-- RECORDS FOR THIS EXERCISE --

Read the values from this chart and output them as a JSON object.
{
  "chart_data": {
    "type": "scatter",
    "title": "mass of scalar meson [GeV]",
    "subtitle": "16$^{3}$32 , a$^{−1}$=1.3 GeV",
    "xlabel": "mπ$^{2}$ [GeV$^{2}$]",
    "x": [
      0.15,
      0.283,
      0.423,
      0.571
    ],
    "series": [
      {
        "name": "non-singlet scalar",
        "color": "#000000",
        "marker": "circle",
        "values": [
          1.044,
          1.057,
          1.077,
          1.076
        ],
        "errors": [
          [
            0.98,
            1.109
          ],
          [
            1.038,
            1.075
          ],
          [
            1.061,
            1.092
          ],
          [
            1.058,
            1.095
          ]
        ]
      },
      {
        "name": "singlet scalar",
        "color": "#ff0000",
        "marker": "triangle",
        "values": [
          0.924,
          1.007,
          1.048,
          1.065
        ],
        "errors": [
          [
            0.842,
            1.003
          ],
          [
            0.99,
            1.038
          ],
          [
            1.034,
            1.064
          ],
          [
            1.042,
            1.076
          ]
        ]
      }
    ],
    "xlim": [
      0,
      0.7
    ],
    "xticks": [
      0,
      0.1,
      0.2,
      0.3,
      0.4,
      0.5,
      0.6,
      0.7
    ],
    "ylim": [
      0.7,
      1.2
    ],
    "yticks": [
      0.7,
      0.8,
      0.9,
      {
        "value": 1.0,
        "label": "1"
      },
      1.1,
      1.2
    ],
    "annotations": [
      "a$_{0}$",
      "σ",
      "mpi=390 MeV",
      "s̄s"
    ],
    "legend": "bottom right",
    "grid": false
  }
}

-- TASK --
Your task is to print all of the records exactly.

-- FINAL RESULT --
Read the values from this chart and output them as a JSON object.
{
  "chart_data": {
    "type": "scatter",
    "title": "mass of scalar meson [GeV]",
    "subtitle": "16$^{3}$32 , a$^{−1}$=1.3 GeV",
    "xlabel": "mπ$^{2}$ [GeV$^{2}$]",
    "x": [
      0.15,
      0.283,
      0.423,
      0.571
    ],
    "series": [
      {
        "name": "non-singlet scalar",
        "color": "#000000",
        "marker": "circle",
        "values": [
          1.044,
          1.057,
          1.077,
          1.076
        ],
        "errors": [
          [
            0.98,
            1.109
          ],
          [
            1.038,
            1.075
          ],
          [
            1.061,
            1.092
          ],
          [
            1.058,
            1.095
          ]
        ]
      },
      {
        "name": "singlet scalar",
        "color": "#ff0000",
        "marker": "triangle",
        "values": [
          0.924,
          1.007,
          1.048,
          1.065
        ],
        "errors": [
          [
            0.842,
            1.003
          ],
          [
            0.99,
            1.038
          ],
          [
            1.034,
            1.064
          ],
          [
            1.042,
            1.076
          ]
        ]
      }
    ],
    "xlim": [
      0,
      0.7
    ],
    "xticks": [
      0,
      0.1,
      0.2,
      0.3,
      0.4,
      0.5,
      0.6,
      0.7
    ],
    "ylim": [
      0.7,
      1.2
    ],
    "yticks": [
      0.7,
      0.8,
      0.9,
      {
        "value": 1.0,
        "label": "1"
      },
      1.1,
      1.2
    ],
    "annotations": [
      "a$_{0}$",
      "σ",
      "mpi=390 MeV",
      "s̄s"
    ],
    "legend": "bottom right",
    "grid": false
  }
}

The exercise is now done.